THE REQUEST
Reproduce each line exactly. Skip none.

PROVIDED INFORMATION

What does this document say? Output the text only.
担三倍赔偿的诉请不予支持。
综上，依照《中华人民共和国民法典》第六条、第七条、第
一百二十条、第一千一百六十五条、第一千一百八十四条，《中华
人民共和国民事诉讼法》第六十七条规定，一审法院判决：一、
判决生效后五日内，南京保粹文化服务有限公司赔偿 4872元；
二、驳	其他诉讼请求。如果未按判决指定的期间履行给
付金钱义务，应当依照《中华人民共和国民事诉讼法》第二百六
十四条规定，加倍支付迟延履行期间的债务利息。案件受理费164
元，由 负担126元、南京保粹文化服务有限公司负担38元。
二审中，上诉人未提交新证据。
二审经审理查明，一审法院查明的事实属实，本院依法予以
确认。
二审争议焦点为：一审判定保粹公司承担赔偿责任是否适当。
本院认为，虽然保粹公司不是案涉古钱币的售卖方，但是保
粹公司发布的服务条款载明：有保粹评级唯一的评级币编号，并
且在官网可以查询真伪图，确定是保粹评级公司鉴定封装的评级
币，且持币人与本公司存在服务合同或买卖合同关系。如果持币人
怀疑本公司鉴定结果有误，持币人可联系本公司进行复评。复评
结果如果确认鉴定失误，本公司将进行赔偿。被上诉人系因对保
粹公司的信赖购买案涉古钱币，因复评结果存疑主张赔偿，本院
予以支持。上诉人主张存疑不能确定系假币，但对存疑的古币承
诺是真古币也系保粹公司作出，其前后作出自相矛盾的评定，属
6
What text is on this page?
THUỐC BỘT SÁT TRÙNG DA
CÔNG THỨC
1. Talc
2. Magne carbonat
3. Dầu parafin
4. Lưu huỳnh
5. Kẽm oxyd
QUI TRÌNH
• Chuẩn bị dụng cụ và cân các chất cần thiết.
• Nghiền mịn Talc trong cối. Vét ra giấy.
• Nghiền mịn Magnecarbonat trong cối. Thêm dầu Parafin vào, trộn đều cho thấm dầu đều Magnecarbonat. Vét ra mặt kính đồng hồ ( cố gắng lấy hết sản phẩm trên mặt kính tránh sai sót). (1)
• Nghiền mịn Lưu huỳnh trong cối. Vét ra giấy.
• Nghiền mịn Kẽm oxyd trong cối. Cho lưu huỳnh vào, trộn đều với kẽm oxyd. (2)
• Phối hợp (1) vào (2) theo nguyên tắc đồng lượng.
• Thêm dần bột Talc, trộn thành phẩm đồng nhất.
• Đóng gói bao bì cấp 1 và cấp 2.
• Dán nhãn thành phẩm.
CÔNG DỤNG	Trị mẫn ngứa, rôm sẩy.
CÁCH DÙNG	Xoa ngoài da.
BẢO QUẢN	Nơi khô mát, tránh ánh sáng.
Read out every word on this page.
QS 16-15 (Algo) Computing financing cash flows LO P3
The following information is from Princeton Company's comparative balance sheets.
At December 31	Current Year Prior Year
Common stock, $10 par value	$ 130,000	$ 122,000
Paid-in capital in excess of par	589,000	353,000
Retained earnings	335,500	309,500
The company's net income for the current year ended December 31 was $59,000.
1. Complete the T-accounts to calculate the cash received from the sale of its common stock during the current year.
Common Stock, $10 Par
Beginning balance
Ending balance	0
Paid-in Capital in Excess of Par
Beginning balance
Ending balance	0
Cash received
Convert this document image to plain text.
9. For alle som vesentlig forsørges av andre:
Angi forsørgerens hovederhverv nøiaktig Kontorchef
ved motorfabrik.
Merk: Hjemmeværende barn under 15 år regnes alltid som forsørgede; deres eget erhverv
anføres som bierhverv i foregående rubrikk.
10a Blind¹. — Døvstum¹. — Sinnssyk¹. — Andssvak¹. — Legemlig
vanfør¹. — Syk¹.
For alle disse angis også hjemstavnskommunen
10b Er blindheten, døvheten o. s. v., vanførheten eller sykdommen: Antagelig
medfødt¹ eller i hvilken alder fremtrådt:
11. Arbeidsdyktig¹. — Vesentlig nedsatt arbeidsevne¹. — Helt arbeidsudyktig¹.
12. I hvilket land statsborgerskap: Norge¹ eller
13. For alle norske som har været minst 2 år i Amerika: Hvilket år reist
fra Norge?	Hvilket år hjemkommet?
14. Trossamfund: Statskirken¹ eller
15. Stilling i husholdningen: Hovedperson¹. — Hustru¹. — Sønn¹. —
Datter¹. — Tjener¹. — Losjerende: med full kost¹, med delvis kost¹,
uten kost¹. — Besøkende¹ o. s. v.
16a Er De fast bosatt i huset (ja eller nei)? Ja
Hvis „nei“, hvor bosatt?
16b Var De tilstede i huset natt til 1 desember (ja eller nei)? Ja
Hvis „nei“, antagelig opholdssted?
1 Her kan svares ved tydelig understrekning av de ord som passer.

ANSWER TO THIS TASK
What does this document say? Output the text only.
担三倍赔偿的诉请不予支持。
综上，依照《中华人民共和国民法典》第六条、第七条、第
一百二十条、第一千一百六十五条、第一千一百八十四条，《中华
人民共和国民事诉讼法》第六十七条规定，一审法院判决：一、
判决生效后五日内，南京保粹文化服务有限公司赔偿 4872元；
二、驳	其他诉讼请求。如果未按判决指定的期间履行给
付金钱义务，应当依照《中华人民共和国民事诉讼法》第二百六
十四条规定，加倍支付迟延履行期间的债务利息。案件受理费164
元，由 负担126元、南京保粹文化服务有限公司负担38元。
二审中，上诉人未提交新证据。
二审经审理查明，一审法院查明的事实属实，本院依法予以
确认。
二审争议焦点为：一审判定保粹公司承担赔偿责任是否适当。
本院认为，虽然保粹公司不是案涉古钱币的售卖方，但是保
粹公司发布的服务条款载明：有保粹评级唯一的评级币编号，并
且在官网可以查询真伪图，确定是保粹评级公司鉴定封装的评级
币，且持币人与本公司存在服务合同或买卖合同关系。如果持币人
怀疑本公司鉴定结果有误，持币人可联系本公司进行复评。复评
结果如果确认鉴定失误，本公司将进行赔偿。被上诉人系因对保
粹公司的信赖购买案涉古钱币，因复评结果存疑主张赔偿，本院
予以支持。上诉人主张存疑不能确定系假币，但对存疑的古币承
诺是真古币也系保粹公司作出，其前后作出自相矛盾的评定，属
6
What text is on this page?
THUỐC BỘT SÁT TRÙNG DA
CÔNG THỨC
1. Talc
2. Magne carbonat
3. Dầu parafin
4. Lưu huỳnh
5. Kẽm oxyd
QUI TRÌNH
• Chuẩn bị dụng cụ và cân các chất cần thiết.
• Nghiền mịn Talc trong cối. Vét ra giấy.
• Nghiền mịn Magnecarbonat trong cối. Thêm dầu Parafin vào, trộn đều cho thấm dầu đều Magnecarbonat. Vét ra mặt kính đồng hồ ( cố gắng lấy hết sản phẩm trên mặt kính tránh sai sót). (1)
• Nghiền mịn Lưu huỳnh trong cối. Vét ra giấy.
• Nghiền mịn Kẽm oxyd trong cối. Cho lưu huỳnh vào, trộn đều với kẽm oxyd. (2)
• Phối hợp (1) vào (2) theo nguyên tắc đồng lượng.
• Thêm dần bột Talc, trộn thành phẩm đồng nhất.
• Đóng gói bao bì cấp 1 và cấp 2.
• Dán nhãn thành phẩm.
CÔNG DỤNG	Trị mẫn ngứa, rôm sẩy.
CÁCH DÙNG	Xoa ngoài da.
BẢO QUẢN	Nơi khô mát, tránh ánh sáng.
Read out every word on this page.
QS 16-15 (Algo) Computing financing cash flows LO P3
The following information is from Princeton Company's comparative balance sheets.
At December 31	Current Year Prior Year
Common stock, $10 par value	$ 130,000	$ 122,000
Paid-in capital in excess of par	589,000	353,000
Retained earnings	335,500	309,500
The company's net income for the current year ended December 31 was $59,000.
1. Complete the T-accounts to calculate the cash received from the sale of its common stock during the current year.
Common Stock, $10 Par
Beginning balance
Ending balance	0
Paid-in Capital in Excess of Par
Beginning balance
Ending balance	0
Cash received
Convert this document image to plain text.
9. For alle som vesentlig forsørges av andre:
Angi forsørgerens hovederhverv nøiaktig Kontorchef
ved motorfabrik.
Merk: Hjemmeværende barn under 15 år regnes alltid som forsørgede; deres eget erhverv
anføres som bierhverv i foregående rubrikk.
10a Blind¹. — Døvstum¹. — Sinnssyk¹. — Andssvak¹. — Legemlig
vanfør¹. — Syk¹.
For alle disse angis også hjemstavnskommunen
10b Er blindheten, døvheten o. s. v., vanførheten eller sykdommen: Antagelig
medfødt¹ eller i hvilken alder fremtrådt:
11. Arbeidsdyktig¹. — Vesentlig nedsatt arbeidsevne¹. — Helt arbeidsudyktig¹.
12. I hvilket land statsborgerskap: Norge¹ eller
13. For alle norske som har været minst 2 år i Amerika: Hvilket år reist
fra Norge?	Hvilket år hjemkommet?
14. Trossamfund: Statskirken¹ eller
15. Stilling i husholdningen: Hovedperson¹. — Hustru¹. — Sønn¹. —
Datter¹. — Tjener¹. — Losjerende: med full kost¹, med delvis kost¹,
uten kost¹. — Besøkende¹ o. s. v.
16a Er De fast bosatt i huset (ja eller nei)? Ja
Hvis „nei“, hvor bosatt?
16b Var De tilstede i huset natt til 1 desember (ja eller nei)? Ja
Hvis „nei“, antagelig opholdssted?
1 Her kan svares ved tydelig understrekning av de ord som passer.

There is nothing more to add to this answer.